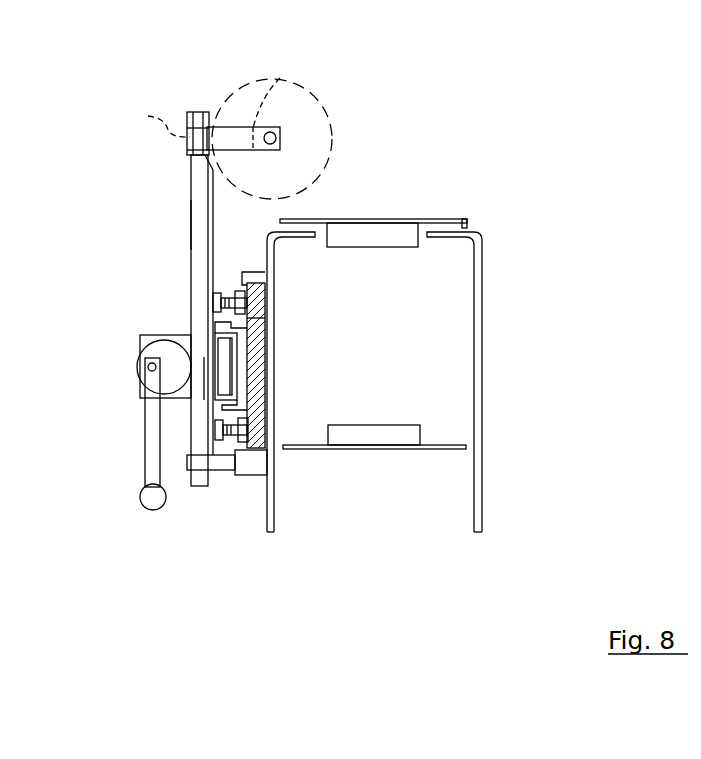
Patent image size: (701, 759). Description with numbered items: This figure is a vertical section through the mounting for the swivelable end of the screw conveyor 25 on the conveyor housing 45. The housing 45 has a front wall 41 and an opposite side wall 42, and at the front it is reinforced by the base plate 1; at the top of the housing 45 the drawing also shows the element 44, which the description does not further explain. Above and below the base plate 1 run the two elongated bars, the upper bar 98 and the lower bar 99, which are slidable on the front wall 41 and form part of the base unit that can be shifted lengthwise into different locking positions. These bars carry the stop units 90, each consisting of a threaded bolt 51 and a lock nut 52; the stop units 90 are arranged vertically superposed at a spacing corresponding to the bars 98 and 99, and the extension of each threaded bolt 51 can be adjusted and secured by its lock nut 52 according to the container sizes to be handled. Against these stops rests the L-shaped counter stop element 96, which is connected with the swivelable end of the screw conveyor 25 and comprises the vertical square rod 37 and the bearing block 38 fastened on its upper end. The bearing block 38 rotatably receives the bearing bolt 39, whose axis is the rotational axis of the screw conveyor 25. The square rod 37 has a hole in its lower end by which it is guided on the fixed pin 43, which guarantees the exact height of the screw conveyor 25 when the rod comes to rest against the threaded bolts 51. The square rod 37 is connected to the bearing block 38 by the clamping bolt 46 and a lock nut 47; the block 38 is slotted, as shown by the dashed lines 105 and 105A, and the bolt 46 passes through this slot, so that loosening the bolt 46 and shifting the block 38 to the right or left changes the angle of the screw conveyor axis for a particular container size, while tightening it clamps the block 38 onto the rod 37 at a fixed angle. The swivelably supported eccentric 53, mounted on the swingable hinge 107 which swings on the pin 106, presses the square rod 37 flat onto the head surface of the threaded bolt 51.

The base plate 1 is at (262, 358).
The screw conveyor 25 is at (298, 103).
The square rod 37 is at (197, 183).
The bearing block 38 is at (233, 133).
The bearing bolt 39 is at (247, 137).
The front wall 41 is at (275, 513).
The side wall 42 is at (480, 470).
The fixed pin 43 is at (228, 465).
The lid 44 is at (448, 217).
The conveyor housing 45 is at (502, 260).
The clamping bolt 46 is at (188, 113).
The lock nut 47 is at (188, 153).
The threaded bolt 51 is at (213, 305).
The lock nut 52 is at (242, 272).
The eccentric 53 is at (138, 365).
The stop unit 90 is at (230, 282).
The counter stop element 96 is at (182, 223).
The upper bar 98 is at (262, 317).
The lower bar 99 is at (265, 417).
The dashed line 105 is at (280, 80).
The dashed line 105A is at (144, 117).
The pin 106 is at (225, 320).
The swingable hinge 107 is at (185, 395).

::::::::::

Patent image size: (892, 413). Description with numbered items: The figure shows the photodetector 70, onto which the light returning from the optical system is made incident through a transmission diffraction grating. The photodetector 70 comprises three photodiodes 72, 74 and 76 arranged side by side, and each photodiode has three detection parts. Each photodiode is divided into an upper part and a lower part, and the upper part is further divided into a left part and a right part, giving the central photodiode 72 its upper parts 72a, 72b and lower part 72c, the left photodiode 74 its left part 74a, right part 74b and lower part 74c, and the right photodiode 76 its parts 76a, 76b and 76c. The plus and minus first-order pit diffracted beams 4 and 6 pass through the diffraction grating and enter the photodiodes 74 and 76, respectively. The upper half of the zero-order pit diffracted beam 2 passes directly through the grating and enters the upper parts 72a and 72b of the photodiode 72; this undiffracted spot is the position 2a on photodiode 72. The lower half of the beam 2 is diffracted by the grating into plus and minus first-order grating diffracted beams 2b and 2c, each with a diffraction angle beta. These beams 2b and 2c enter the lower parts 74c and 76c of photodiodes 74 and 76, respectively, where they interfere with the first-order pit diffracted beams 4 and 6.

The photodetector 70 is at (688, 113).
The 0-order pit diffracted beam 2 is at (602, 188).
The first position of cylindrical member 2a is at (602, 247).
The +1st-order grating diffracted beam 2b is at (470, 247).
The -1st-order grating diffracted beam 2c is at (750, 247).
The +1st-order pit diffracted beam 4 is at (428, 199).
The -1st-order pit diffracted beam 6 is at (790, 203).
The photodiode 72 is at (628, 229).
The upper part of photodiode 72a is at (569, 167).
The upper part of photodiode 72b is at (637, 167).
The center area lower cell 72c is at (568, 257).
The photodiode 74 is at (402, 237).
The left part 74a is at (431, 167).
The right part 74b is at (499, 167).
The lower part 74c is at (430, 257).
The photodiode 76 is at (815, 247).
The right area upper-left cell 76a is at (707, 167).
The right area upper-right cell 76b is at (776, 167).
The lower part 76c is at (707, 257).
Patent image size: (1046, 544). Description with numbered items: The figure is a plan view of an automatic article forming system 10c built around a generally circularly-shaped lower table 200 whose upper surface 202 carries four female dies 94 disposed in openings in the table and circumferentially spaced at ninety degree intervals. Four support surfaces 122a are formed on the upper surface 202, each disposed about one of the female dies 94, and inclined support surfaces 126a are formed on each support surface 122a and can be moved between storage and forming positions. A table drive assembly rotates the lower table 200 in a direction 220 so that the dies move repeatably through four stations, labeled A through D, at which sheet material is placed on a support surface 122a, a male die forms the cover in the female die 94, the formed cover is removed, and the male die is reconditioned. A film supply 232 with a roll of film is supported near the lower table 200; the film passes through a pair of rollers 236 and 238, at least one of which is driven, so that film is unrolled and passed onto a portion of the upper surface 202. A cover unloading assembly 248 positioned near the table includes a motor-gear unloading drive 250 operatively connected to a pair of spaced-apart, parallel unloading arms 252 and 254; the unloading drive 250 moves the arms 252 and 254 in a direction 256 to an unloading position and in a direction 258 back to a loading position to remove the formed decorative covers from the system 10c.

::::::::::

EXERCISE —
Replace "optical system" with "optical assembly" in the lines from the one containing "Patent image size: (892, 413)." up to and including the one containing "The right part 74b is at (499, 167).", and reproduce only those lines with nothing else altered.

ANSWER TO THIS PROBLEM —
Patent image size: (892, 413). Description with numbered items: The figure shows the photodetector 70, onto which the light returning from the optical assembly is made incident through a transmission diffraction grating. The photodetector 70 comprises three photodiodes 72, 74 and 76 arranged side by side, and each photodiode has three detection parts. Each photodiode is divided into an upper part and a lower part, and the upper part is further divided into a left part and a right part, giving the central photodiode 72 its upper parts 72a, 72b and lower part 72c, the left photodiode 74 its left part 74a, right part 74b and lower part 74c, and the right photodiode 76 its parts 76a, 76b and 76c. The plus and minus first-order pit diffracted beams 4 and 6 pass through the diffraction grating and enter the photodiodes 74 and 76, respectively. The upper half of the zero-order pit diffracted beam 2 passes directly through the grating and enters the upper parts 72a and 72b of the photodiode 72; this undiffracted spot is the position 2a on photodiode 72. The lower half of the beam 2 is diffracted by the grating into plus and minus first-order grating diffracted beams 2b and 2c, each with a diffraction angle beta. These beams 2b and 2c enter the lower parts 74c and 76c of photodiodes 74 and 76, respectively, where they interfere with the first-order pit diffracted beams 4 and 6.

The photodetector 70 is at (688, 113).
The 0-order pit diffracted beam 2 is at (602, 188).
The first position of cylindrical member 2a is at (602, 247).
The +1st-order grating diffracted beam 2b is at (470, 247).
The -1st-order grating diffracted beam 2c is at (750, 247).
The +1st-order pit diffracted beam 4 is at (428, 199).
The -1st-order pit diffracted beam 6 is at (790, 203).
The photodiode 72 is at (628, 229).
The upper part of photodiode 72a is at (569, 167).
The upper part of photodiode 72b is at (637, 167).
The center area lower cell 72c is at (568, 257).
The photodiode 74 is at (402, 237).
The left part 74a is at (431, 167).
The right part 74b is at (499, 167).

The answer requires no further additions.